§ What is needed: Copy out the listing that follows, exactly, without its pictures.

§ Records for processing:
================
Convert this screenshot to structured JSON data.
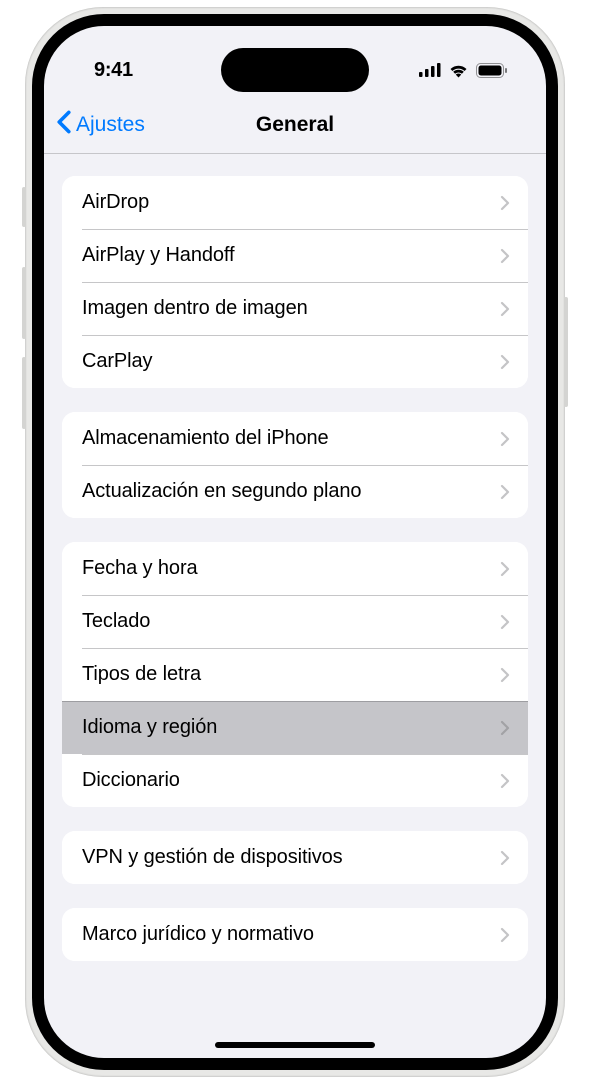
{
  "status": {
    "time": "9:41"
  },
  "nav": {
    "back": "Ajustes",
    "title": "General"
  },
  "groups": [
    {
      "items": [
        {
          "id": "airdrop",
          "label": "AirDrop",
          "highlight": false
        },
        {
          "id": "airplay-handoff",
          "label": "AirPlay y Handoff",
          "highlight": false
        },
        {
          "id": "pip",
          "label": "Imagen dentro de imagen",
          "highlight": false
        },
        {
          "id": "carplay",
          "label": "CarPlay",
          "highlight": false
        }
      ]
    },
    {
      "items": [
        {
          "id": "storage",
          "label": "Almacenamiento del iPhone",
          "highlight": false
        },
        {
          "id": "background-refresh",
          "label": "Actualización en segundo plano",
          "highlight": false
        }
      ]
    },
    {
      "items": [
        {
          "id": "date-time",
          "label": "Fecha y hora",
          "highlight": false
        },
        {
          "id": "keyboard",
          "label": "Teclado",
          "highlight": false
        },
        {
          "id": "fonts",
          "label": "Tipos de letra",
          "highlight": false
        },
        {
          "id": "language-region",
          "label": "Idioma y región",
          "highlight": true
        },
        {
          "id": "dictionary",
          "label": "Diccionario",
          "highlight": false
        }
      ]
    },
    {
      "items": [
        {
          "id": "vpn",
          "label": "VPN y gestión de dispositivos",
          "highlight": false
        }
      ]
    },
    {
      "items": [
        {
          "id": "legal",
          "label": "Marco jurídico y normativo",
          "highlight": false
        }
      ]
    }
  ]
}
================
§ Solution to the exercise:
Convert this screenshot to structured JSON data.
{
  "status": {
    "time": "9:41"
  },
  "nav": {
    "back": "Ajustes",
    "title": "General"
  },
  "groups": [
    {
      "items": [
        {
          "id": "airdrop",
          "label": "AirDrop",
          "highlight": false
        },
        {
          "id": "airplay-handoff",
          "label": "AirPlay y Handoff",
          "highlight": false
        },
        {
          "id": "pip",
          "label": "Imagen dentro de imagen",
          "highlight": false
        },
        {
          "id": "carplay",
          "label": "CarPlay",
          "highlight": false
        }
      ]
    },
    {
      "items": [
        {
          "id": "storage",
          "label": "Almacenamiento del iPhone",
          "highlight": false
        },
        {
          "id": "background-refresh",
          "label": "Actualización en segundo plano",
          "highlight": false
        }
      ]
    },
    {
      "items": [
        {
          "id": "date-time",
          "label": "Fecha y hora",
          "highlight": false
        },
        {
          "id": "keyboard",
          "label": "Teclado",
          "highlight": false
        },
        {
          "id": "fonts",
          "label": "Tipos de letra",
          "highlight": false
        },
        {
          "id": "language-region",
          "label": "Idioma y región",
          "highlight": true
        },
        {
          "id": "dictionary",
          "label": "Diccionario",
          "highlight": false
        }
      ]
    },
    {
      "items": [
        {
          "id": "vpn",
          "label": "VPN y gestión de dispositivos",
          "highlight": false
        }
      ]
    },
    {
      "items": [
        {
          "id": "legal",
          "label": "Marco jurídico y normativo",
          "highlight": false
        }
      ]
    }
  ]
}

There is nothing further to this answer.